[Exercise]:
Which lines hold the word "Make"? Copy each one.

[Stored data]
········

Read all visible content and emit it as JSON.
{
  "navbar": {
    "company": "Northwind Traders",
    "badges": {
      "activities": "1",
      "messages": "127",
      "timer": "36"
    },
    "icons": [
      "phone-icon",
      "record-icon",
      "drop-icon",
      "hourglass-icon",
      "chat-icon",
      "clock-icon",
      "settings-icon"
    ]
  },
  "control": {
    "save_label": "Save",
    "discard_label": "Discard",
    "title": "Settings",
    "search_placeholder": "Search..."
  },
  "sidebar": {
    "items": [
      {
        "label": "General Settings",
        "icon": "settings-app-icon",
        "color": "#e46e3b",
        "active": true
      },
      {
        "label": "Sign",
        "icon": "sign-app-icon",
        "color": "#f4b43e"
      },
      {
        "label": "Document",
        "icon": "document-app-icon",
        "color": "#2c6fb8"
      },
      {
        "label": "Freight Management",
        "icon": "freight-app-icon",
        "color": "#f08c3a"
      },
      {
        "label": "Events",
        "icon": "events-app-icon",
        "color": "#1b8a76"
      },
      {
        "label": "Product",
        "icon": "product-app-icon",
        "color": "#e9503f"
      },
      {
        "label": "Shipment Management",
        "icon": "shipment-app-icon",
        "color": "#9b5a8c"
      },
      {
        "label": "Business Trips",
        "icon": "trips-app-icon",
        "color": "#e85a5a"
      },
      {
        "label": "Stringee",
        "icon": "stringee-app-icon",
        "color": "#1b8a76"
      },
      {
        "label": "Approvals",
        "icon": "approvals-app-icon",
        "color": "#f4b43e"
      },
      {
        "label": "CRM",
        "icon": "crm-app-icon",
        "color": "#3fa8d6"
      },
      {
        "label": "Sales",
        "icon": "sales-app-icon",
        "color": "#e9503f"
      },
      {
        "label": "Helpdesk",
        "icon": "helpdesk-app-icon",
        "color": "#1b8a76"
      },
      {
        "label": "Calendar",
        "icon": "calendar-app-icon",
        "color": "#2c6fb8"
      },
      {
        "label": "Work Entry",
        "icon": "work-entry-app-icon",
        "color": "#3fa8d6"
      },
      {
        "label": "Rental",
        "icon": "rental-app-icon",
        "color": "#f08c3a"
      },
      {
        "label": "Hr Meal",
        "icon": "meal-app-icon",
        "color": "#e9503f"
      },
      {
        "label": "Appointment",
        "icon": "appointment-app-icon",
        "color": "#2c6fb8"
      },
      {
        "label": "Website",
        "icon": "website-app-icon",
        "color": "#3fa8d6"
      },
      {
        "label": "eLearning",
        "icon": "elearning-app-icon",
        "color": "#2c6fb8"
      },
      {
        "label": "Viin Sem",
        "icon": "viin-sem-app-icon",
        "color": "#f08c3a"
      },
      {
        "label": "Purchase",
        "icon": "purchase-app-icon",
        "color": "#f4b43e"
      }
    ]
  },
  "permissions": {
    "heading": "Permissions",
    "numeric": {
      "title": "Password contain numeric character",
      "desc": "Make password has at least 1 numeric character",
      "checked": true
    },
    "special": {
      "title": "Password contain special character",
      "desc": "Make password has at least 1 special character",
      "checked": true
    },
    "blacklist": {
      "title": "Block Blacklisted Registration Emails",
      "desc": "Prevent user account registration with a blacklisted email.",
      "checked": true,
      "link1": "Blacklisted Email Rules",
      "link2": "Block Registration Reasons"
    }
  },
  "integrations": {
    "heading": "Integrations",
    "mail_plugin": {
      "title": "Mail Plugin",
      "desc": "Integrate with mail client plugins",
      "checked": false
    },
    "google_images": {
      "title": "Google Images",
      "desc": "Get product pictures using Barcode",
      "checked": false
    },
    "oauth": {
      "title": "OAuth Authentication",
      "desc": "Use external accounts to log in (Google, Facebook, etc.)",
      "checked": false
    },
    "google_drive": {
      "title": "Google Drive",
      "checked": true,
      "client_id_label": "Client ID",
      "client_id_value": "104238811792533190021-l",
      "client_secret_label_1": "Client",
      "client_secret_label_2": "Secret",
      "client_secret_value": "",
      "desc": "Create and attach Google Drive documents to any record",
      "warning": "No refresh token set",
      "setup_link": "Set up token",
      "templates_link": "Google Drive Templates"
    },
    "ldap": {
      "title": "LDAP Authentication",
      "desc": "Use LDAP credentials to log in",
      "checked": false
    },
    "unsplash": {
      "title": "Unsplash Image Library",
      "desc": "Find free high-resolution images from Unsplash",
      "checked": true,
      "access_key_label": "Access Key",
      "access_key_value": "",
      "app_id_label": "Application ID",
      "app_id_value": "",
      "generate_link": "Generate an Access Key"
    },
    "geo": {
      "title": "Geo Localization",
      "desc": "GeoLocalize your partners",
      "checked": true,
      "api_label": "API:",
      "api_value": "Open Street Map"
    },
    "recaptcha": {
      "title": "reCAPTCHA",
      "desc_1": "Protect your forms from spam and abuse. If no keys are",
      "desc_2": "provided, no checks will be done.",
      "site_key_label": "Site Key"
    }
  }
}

········

[Answer]:
      "desc": "Make password has at least 1 numeric character",
      "desc": "Make password has at least 1 special character",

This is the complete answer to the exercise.